Set exercise>
Go through the material below and copy all lines with "title".
>> START Input records
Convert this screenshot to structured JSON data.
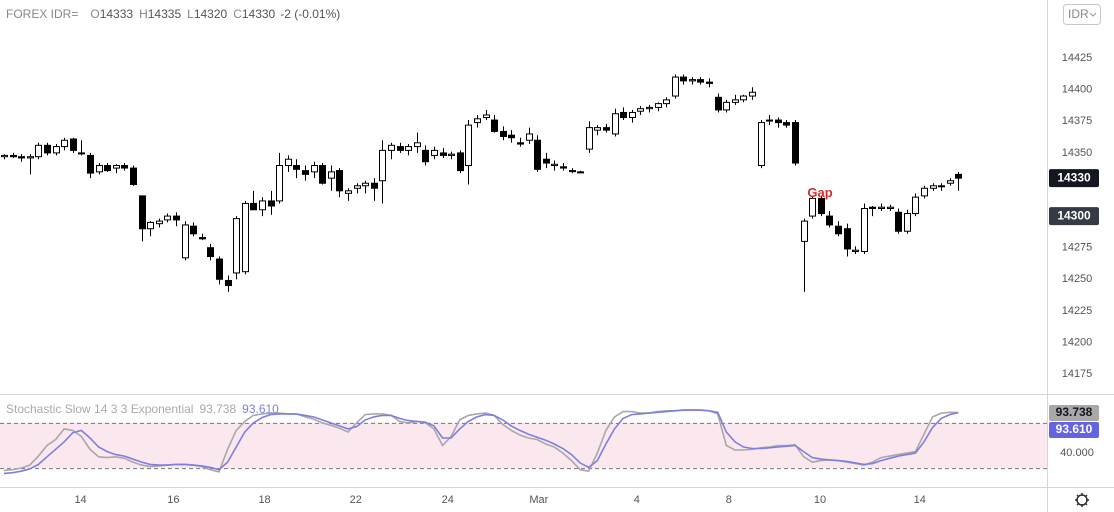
{
  "chart_data": [
    {
      "type": "candlestick",
      "title": "FOREX IDR=",
      "ohlc_letters": [
        "O",
        "H",
        "L",
        "C"
      ],
      "change_label": "-2 (-0.01%)",
      "currency": "IDR",
      "open": [
        14347,
        14348,
        14347,
        14346,
        14347,
        14356,
        14350,
        14355,
        14361,
        14350,
        14348,
        14335,
        14340,
        14338,
        14340,
        14338,
        14316,
        14290,
        14294,
        14297,
        14300,
        14267,
        14292,
        14283,
        14275,
        14266,
        14249,
        14255,
        14256,
        14310,
        14305,
        14312,
        14312,
        14340,
        14340,
        14336,
        14335,
        14340,
        14330,
        14336,
        14318,
        14322,
        14324,
        14326,
        14328,
        14352,
        14355,
        14352,
        14355,
        14352,
        14348,
        14350,
        14348,
        14350,
        14340,
        14374,
        14378,
        14376,
        14367,
        14364,
        14358,
        14360,
        14360,
        14345,
        14340,
        14339,
        14336,
        14335,
        14353,
        14368,
        14370,
        14365,
        14382,
        14378,
        14383,
        14385,
        14386,
        14389,
        14395,
        14410,
        14407,
        14408,
        14406,
        14394,
        14384,
        14390,
        14392,
        14395,
        14340,
        14376,
        14376,
        14374,
        14374,
        14280,
        14300,
        14314,
        14300,
        14292,
        14290,
        14272,
        14272,
        14307,
        14306,
        14306,
        14303,
        14288,
        14302,
        14316,
        14322,
        14324,
        14326,
        14333
      ],
      "high": [
        14349,
        14350,
        14349,
        14349,
        14358,
        14358,
        14357,
        14362,
        14362,
        14360,
        14350,
        14342,
        14342,
        14341,
        14342,
        14340,
        14316,
        14296,
        14298,
        14302,
        14303,
        14296,
        14295,
        14286,
        14278,
        14268,
        14253,
        14300,
        14312,
        14320,
        14315,
        14320,
        14350,
        14348,
        14345,
        14340,
        14343,
        14342,
        14340,
        14338,
        14322,
        14326,
        14328,
        14330,
        14360,
        14358,
        14358,
        14357,
        14366,
        14356,
        14355,
        14354,
        14351,
        14352,
        14376,
        14380,
        14384,
        14380,
        14371,
        14368,
        14362,
        14370,
        14364,
        14350,
        14344,
        14342,
        14338,
        14336,
        14375,
        14372,
        14373,
        14385,
        14386,
        14384,
        14387,
        14388,
        14390,
        14394,
        14412,
        14412,
        14410,
        14410,
        14409,
        14397,
        14392,
        14396,
        14396,
        14402,
        14376,
        14380,
        14378,
        14376,
        14376,
        14298,
        14316,
        14316,
        14304,
        14296,
        14294,
        14276,
        14310,
        14308,
        14310,
        14309,
        14306,
        14305,
        14318,
        14324,
        14326,
        14326,
        14330,
        14335
      ],
      "low": [
        14345,
        14346,
        14343,
        14333,
        14345,
        14348,
        14348,
        14352,
        14350,
        14348,
        14330,
        14333,
        14335,
        14334,
        14336,
        14324,
        14280,
        14284,
        14291,
        14295,
        14292,
        14265,
        14284,
        14281,
        14265,
        14246,
        14240,
        14250,
        14254,
        14305,
        14300,
        14301,
        14310,
        14335,
        14330,
        14328,
        14330,
        14325,
        14320,
        14315,
        14312,
        14318,
        14318,
        14312,
        14310,
        14345,
        14350,
        14348,
        14350,
        14340,
        14345,
        14346,
        14345,
        14334,
        14325,
        14370,
        14376,
        14366,
        14360,
        14358,
        14355,
        14357,
        14335,
        14338,
        14336,
        14336,
        14334,
        14334,
        14350,
        14364,
        14366,
        14363,
        14376,
        14374,
        14380,
        14382,
        14383,
        14386,
        14393,
        14404,
        14404,
        14404,
        14402,
        14382,
        14382,
        14388,
        14390,
        14392,
        14338,
        14372,
        14370,
        14370,
        14340,
        14240,
        14298,
        14300,
        14291,
        14284,
        14268,
        14270,
        14270,
        14300,
        14304,
        14304,
        14286,
        14286,
        14300,
        14314,
        14320,
        14320,
        14324,
        14320
      ],
      "close": [
        14348,
        14347,
        14346,
        14347,
        14356,
        14350,
        14355,
        14360,
        14352,
        14350,
        14334,
        14340,
        14336,
        14340,
        14338,
        14325,
        14290,
        14295,
        14296,
        14300,
        14297,
        14293,
        14286,
        14282,
        14268,
        14250,
        14245,
        14298,
        14310,
        14305,
        14312,
        14308,
        14340,
        14345,
        14337,
        14333,
        14340,
        14326,
        14335,
        14320,
        14320,
        14324,
        14326,
        14322,
        14352,
        14356,
        14352,
        14355,
        14358,
        14343,
        14352,
        14348,
        14349,
        14336,
        14372,
        14377,
        14380,
        14367,
        14363,
        14362,
        14357,
        14365,
        14337,
        14342,
        14341,
        14338,
        14336,
        14335,
        14370,
        14370,
        14368,
        14381,
        14378,
        14382,
        14385,
        14386,
        14389,
        14392,
        14410,
        14407,
        14408,
        14406,
        14405,
        14384,
        14390,
        14392,
        14395,
        14398,
        14374,
        14376,
        14374,
        14372,
        14342,
        14296,
        14314,
        14302,
        14293,
        14286,
        14274,
        14273,
        14306,
        14306,
        14307,
        14307,
        14288,
        14302,
        14315,
        14322,
        14324,
        14324,
        14328,
        14330
      ],
      "xlim": [
        -0.47,
        121.3
      ],
      "xticks": [
        {
          "value": 8.9,
          "label": "14"
        },
        {
          "value": 19.7,
          "label": "16"
        },
        {
          "value": 30.3,
          "label": "18"
        },
        {
          "value": 40.9,
          "label": "22"
        },
        {
          "value": 51.6,
          "label": "24"
        },
        {
          "value": 62.2,
          "label": "Mar"
        },
        {
          "value": 73.6,
          "label": "4"
        },
        {
          "value": 84.3,
          "label": "8"
        },
        {
          "value": 94.9,
          "label": "10"
        },
        {
          "value": 106.5,
          "label": "14"
        }
      ],
      "ylim": [
        14160,
        14471
      ],
      "yticks": [
        14425,
        14400,
        14375,
        14350,
        14275,
        14250,
        14225,
        14200,
        14175
      ],
      "price_labels": [
        {
          "value": 14330,
          "color": "#131722"
        },
        {
          "value": 14300,
          "color": "#363a45"
        }
      ],
      "annotations": [
        {
          "text": "Gap",
          "x": 94.9,
          "y": 14318,
          "color": "#d32f2f"
        }
      ],
      "grid": false
    },
    {
      "type": "line",
      "title": "Stochastic Slow 14 3 3 Exponential",
      "series": [
        {
          "color": "#a8a8a8",
          "values": [
            17,
            18,
            20,
            24,
            36,
            50,
            58,
            72,
            70,
            62,
            45,
            35,
            34,
            35,
            33,
            28,
            24,
            22,
            23,
            24,
            25,
            25,
            24,
            22,
            18,
            15,
            45,
            70,
            82,
            90,
            92,
            93,
            93,
            92,
            92,
            88,
            85,
            80,
            77,
            73,
            68,
            80,
            91,
            92,
            92,
            90,
            82,
            80,
            82,
            80,
            72,
            50,
            62,
            84,
            90,
            92,
            93,
            90,
            78,
            70,
            64,
            60,
            58,
            52,
            48,
            40,
            30,
            18,
            16,
            40,
            70,
            88,
            95,
            95,
            93,
            93,
            95,
            96,
            96,
            97,
            97,
            97,
            96,
            92,
            50,
            44,
            44,
            45,
            47,
            48,
            50,
            50,
            51,
            35,
            28,
            30,
            31,
            30,
            28,
            26,
            24,
            28,
            34,
            36,
            38,
            40,
            42,
            65,
            88,
            93,
            94,
            93.738
          ],
          "last_value_label": "93.738",
          "label_bg": "#a8a8a8",
          "label_fg": "#131722"
        },
        {
          "color": "#7e7ee0",
          "values": [
            13,
            14,
            16,
            19,
            25,
            35,
            45,
            55,
            67,
            70,
            60,
            48,
            42,
            38,
            36,
            32,
            28,
            25,
            24,
            24,
            25,
            25,
            24,
            23,
            21,
            18,
            28,
            48,
            68,
            80,
            87,
            91,
            92,
            92,
            92,
            90,
            88,
            84,
            80,
            76,
            72,
            75,
            84,
            88,
            90,
            90,
            86,
            83,
            82,
            81,
            76,
            60,
            60,
            72,
            82,
            88,
            91,
            90,
            84,
            76,
            70,
            65,
            61,
            57,
            52,
            46,
            38,
            27,
            21,
            30,
            52,
            72,
            86,
            91,
            92,
            93,
            94,
            95,
            96,
            97,
            97,
            97,
            96,
            94,
            68,
            55,
            48,
            46,
            46,
            47,
            48,
            49,
            50,
            42,
            34,
            32,
            31,
            30,
            29,
            27,
            25,
            26,
            30,
            33,
            36,
            38,
            40,
            55,
            74,
            86,
            91,
            93.61
          ],
          "last_value_label": "93.610",
          "label_bg": "#6464e0",
          "label_fg": "#ffffff"
        }
      ],
      "ylim": [
        -5,
        117
      ],
      "yticks": [
        {
          "value": 40,
          "label": "40.000"
        }
      ],
      "bands": [
        80,
        20
      ],
      "band_fill": "#fbe8ee"
    }
  ]
}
>> END Input records
Task result>
      "title": "FOREX IDR=",
      "title": "Stochastic Slow 14 3 3 Exponential",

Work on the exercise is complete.